§ **Stored records**
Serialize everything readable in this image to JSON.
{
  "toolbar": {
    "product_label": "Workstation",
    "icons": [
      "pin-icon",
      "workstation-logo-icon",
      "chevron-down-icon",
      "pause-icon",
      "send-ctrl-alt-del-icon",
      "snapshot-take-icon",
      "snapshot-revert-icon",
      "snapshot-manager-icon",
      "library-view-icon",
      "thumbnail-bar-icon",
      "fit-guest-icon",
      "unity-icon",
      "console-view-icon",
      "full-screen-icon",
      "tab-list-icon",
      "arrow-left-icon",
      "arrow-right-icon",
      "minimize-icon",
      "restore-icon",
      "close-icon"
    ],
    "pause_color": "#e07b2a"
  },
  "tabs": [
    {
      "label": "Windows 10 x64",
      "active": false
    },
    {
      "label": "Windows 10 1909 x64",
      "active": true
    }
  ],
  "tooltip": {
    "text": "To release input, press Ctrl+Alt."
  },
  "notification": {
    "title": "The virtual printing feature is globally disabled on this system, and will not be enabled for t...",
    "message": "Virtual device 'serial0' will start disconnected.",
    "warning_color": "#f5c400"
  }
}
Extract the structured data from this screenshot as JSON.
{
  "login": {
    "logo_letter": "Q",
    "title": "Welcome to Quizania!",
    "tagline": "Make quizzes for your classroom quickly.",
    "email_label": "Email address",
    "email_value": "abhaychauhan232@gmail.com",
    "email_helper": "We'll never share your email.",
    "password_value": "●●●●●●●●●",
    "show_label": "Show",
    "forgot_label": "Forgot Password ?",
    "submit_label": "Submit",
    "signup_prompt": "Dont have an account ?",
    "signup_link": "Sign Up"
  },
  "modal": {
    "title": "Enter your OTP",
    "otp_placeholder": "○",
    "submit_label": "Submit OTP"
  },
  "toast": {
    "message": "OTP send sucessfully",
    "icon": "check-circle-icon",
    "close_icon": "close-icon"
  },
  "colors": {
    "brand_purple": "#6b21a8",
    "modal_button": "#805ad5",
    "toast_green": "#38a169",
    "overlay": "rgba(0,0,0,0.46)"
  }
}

§ **Directions for this task**
Repeat the entries exactly, all of them.

§ **Completed exercise**
Serialize everything readable in this image to JSON.
{
  "toolbar": {
    "product_label": "Workstation",
    "icons": [
      "pin-icon",
      "workstation-logo-icon",
      "chevron-down-icon",
      "pause-icon",
      "send-ctrl-alt-del-icon",
      "snapshot-take-icon",
      "snapshot-revert-icon",
      "snapshot-manager-icon",
      "library-view-icon",
      "thumbnail-bar-icon",
      "fit-guest-icon",
      "unity-icon",
      "console-view-icon",
      "full-screen-icon",
      "tab-list-icon",
      "arrow-left-icon",
      "arrow-right-icon",
      "minimize-icon",
      "restore-icon",
      "close-icon"
    ],
    "pause_color": "#e07b2a"
  },
  "tabs": [
    {
      "label": "Windows 10 x64",
      "active": false
    },
    {
      "label": "Windows 10 1909 x64",
      "active": true
    }
  ],
  "tooltip": {
    "text": "To release input, press Ctrl+Alt."
  },
  "notification": {
    "title": "The virtual printing feature is globally disabled on this system, and will not be enabled for t...",
    "message": "Virtual device 'serial0' will start disconnected.",
    "warning_color": "#f5c400"
  }
}
Extract the structured data from this screenshot as JSON.
{
  "login": {
    "logo_letter": "Q",
    "title": "Welcome to Quizania!",
    "tagline": "Make quizzes for your classroom quickly.",
    "email_label": "Email address",
    "email_value": "abhaychauhan232@gmail.com",
    "email_helper": "We'll never share your email.",
    "password_value": "●●●●●●●●●",
    "show_label": "Show",
    "forgot_label": "Forgot Password ?",
    "submit_label": "Submit",
    "signup_prompt": "Dont have an account ?",
    "signup_link": "Sign Up"
  },
  "modal": {
    "title": "Enter your OTP",
    "otp_placeholder": "○",
    "submit_label": "Submit OTP"
  },
  "toast": {
    "message": "OTP send sucessfully",
    "icon": "check-circle-icon",
    "close_icon": "close-icon"
  },
  "colors": {
    "brand_purple": "#6b21a8",
    "modal_button": "#805ad5",
    "toast_green": "#38a169",
    "overlay": "rgba(0,0,0,0.46)"
  }
}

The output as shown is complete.